» **Task directions**: State how many lines in the listing below include the word "concentration", and add nothing besides the number.

» **Records to use**:
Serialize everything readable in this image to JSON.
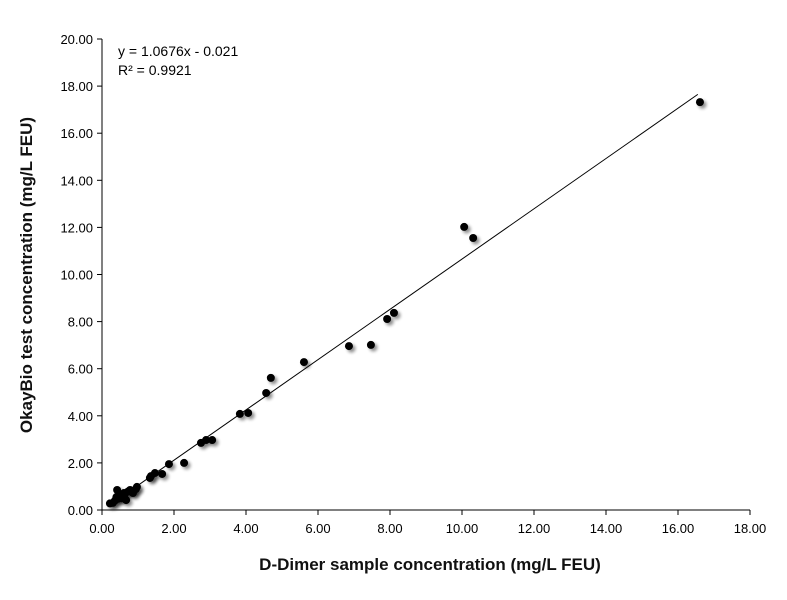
{
  "chart_data": {
    "type": "scatter",
    "title": "",
    "xlabel": "D-Dimer sample concentration (mg/L FEU)",
    "ylabel": "OkayBio test concentration (mg/L FEU)",
    "xlim": [
      0,
      18
    ],
    "ylim": [
      0,
      20
    ],
    "xticks": [
      "0.00",
      "2.00",
      "4.00",
      "6.00",
      "8.00",
      "10.00",
      "12.00",
      "14.00",
      "16.00",
      "18.00"
    ],
    "yticks": [
      "0.00",
      "2.00",
      "4.00",
      "6.00",
      "8.00",
      "10.00",
      "12.00",
      "14.00",
      "16.00",
      "18.00",
      "20.00"
    ],
    "grid": false,
    "point_color": "#000000",
    "trendline": {
      "slope": 1.0676,
      "intercept": -0.021,
      "equation": "y = 1.0676x - 0.021",
      "r2_label": "R² = 0.9921"
    },
    "points": [
      [
        16.61,
        17.32
      ],
      [
        10.06,
        12.02
      ],
      [
        10.31,
        11.55
      ],
      [
        8.11,
        8.37
      ],
      [
        7.92,
        8.11
      ],
      [
        7.47,
        7.01
      ],
      [
        6.86,
        6.96
      ],
      [
        5.61,
        6.28
      ],
      [
        4.69,
        5.61
      ],
      [
        4.56,
        4.97
      ],
      [
        4.06,
        4.12
      ],
      [
        3.83,
        4.08
      ],
      [
        3.06,
        2.97
      ],
      [
        2.89,
        2.97
      ],
      [
        2.75,
        2.85
      ],
      [
        2.28,
        2.0
      ],
      [
        1.86,
        1.95
      ],
      [
        1.67,
        1.53
      ],
      [
        1.47,
        1.57
      ],
      [
        1.36,
        1.44
      ],
      [
        1.33,
        1.36
      ],
      [
        0.97,
        0.98
      ],
      [
        0.94,
        0.89
      ],
      [
        0.86,
        0.72
      ],
      [
        0.78,
        0.85
      ],
      [
        0.72,
        0.78
      ],
      [
        0.61,
        0.72
      ],
      [
        0.67,
        0.42
      ],
      [
        0.5,
        0.6
      ],
      [
        0.42,
        0.85
      ],
      [
        0.45,
        0.48
      ],
      [
        0.36,
        0.4
      ],
      [
        0.3,
        0.3
      ],
      [
        0.22,
        0.28
      ],
      [
        0.4,
        0.55
      ],
      [
        0.55,
        0.5
      ],
      [
        0.85,
        0.8
      ],
      [
        0.62,
        0.65
      ]
    ]
  }
}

» **Expected answer**: 2